● GIVEN REQUEST
State how many lines of the data contain the word "время", and write nothing besides the number.

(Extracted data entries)
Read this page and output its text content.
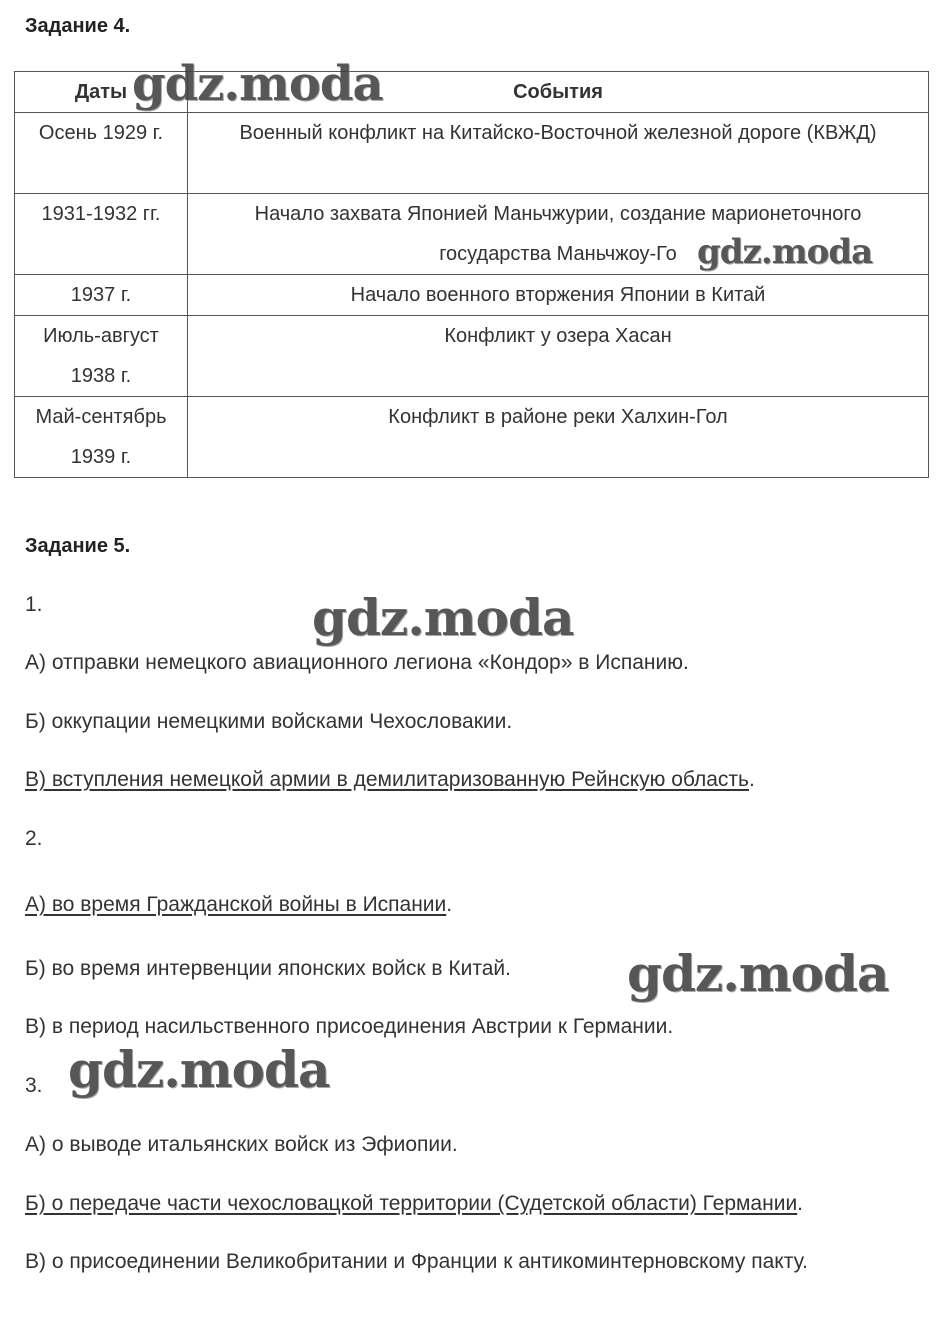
Задание 4.
Даты	События
Осень 1929 г.	Военный конфликт на Китайско-Восточной железной дороге (КВЖД)
1931-1932 гг.	Начало захвата Японией Маньчжурии, создание марионеточного государства Маньчжоу-Го
1937 г.	Начало военного вторжения Японии в Китай
Июль-август 1938 г.	Конфликт у озера Хасан
Май-сентябрь 1939 г.	Конфликт в районе реки Халхин-Гол
Задание 5.
1.
А) отправки немецкого авиационного легиона «Кондор» в Испанию.
Б) оккупации немецкими войсками Чехословакии.
В) вступления немецкой армии в демилитаризованную Рейнскую область.
2.
А) во время Гражданской войны в Испании.
Б) во время интервенции японских войск в Китай.
В) в период насильственного присоединения Австрии к Германии.
3.
А) о выводе итальянских войск из Эфиопии.
Б) о передаче части чехословацкой территории (Судетской области) Германии.
В) о присоединении Великобритании и Франции к антикоминтерновскому пакту.
gdz.moda
gdz.moda
gdz.moda
gdz.moda
gdz.moda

● TASK RESULT
2